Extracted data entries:
○ ○ ○

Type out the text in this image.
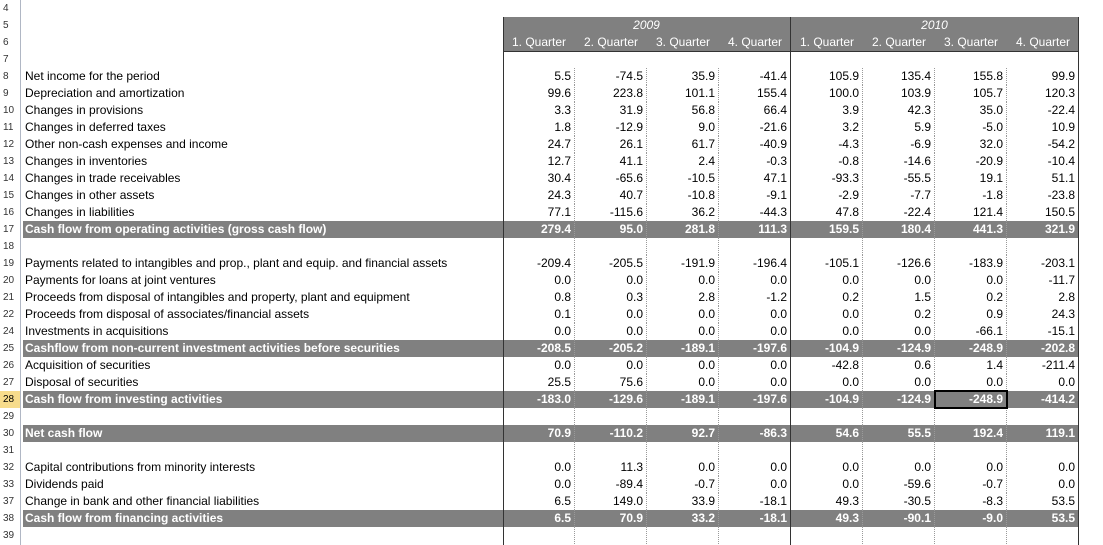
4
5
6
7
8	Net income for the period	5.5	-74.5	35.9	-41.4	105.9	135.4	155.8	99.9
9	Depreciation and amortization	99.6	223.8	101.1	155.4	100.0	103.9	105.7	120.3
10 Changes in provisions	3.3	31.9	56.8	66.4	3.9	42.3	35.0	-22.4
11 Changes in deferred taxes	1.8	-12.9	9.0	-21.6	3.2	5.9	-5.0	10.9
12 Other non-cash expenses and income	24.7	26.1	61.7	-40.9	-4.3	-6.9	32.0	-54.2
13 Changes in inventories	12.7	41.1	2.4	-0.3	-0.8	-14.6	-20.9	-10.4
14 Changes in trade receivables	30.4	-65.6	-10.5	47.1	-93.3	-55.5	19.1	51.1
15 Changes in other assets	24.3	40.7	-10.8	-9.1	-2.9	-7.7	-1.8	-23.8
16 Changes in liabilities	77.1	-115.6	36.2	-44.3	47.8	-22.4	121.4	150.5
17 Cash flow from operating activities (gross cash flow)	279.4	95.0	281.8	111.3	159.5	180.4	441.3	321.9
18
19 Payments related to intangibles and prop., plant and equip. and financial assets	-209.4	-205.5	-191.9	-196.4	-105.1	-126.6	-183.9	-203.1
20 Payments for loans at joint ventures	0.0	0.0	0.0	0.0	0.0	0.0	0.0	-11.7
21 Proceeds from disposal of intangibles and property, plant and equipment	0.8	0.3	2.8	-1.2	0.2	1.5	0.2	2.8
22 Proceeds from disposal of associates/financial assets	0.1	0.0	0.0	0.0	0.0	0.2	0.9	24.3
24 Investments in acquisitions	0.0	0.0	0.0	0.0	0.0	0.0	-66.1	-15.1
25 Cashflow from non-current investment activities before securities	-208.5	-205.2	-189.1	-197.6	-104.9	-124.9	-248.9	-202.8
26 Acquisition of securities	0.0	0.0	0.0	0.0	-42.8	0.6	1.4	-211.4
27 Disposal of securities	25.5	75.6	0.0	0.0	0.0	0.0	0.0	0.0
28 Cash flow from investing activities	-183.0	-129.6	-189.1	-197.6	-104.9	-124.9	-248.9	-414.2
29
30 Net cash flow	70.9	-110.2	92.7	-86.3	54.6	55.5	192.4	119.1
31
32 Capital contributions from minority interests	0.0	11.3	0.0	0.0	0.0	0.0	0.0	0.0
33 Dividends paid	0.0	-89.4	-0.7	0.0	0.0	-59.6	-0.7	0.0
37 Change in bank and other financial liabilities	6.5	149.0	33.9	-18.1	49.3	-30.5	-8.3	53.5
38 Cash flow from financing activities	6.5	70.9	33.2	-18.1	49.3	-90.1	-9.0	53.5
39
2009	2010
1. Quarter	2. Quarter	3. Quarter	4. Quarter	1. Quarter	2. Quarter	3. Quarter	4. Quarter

○ ○ ○

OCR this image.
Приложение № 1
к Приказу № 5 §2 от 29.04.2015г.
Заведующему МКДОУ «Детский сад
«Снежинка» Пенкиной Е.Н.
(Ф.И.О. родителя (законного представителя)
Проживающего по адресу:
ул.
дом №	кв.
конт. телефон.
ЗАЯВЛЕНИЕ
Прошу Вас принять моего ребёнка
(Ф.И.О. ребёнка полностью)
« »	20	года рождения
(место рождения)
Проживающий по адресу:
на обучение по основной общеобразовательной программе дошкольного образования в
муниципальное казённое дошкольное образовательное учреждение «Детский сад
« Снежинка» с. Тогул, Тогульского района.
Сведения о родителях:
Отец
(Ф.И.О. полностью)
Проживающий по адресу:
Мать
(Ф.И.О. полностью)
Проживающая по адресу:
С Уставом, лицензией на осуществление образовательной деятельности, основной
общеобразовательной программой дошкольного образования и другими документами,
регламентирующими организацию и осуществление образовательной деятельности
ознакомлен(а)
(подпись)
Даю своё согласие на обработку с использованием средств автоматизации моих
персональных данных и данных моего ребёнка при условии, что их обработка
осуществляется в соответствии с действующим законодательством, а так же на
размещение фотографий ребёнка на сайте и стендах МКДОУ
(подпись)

○ ○ ○

Requirement: Which lines hold the string "Payments"? Copy all of them from the data above.

Solution to this exercise:
19 Payments related to intangibles and prop., plant and equip. and financial assets	-209.4	-205.5	-191.9	-196.4	-105.1	-126.6	-183.9	-203.1
20 Payments for loans at joint ventures	0.0	0.0	0.0	0.0	0.0	0.0	0.0	-11.7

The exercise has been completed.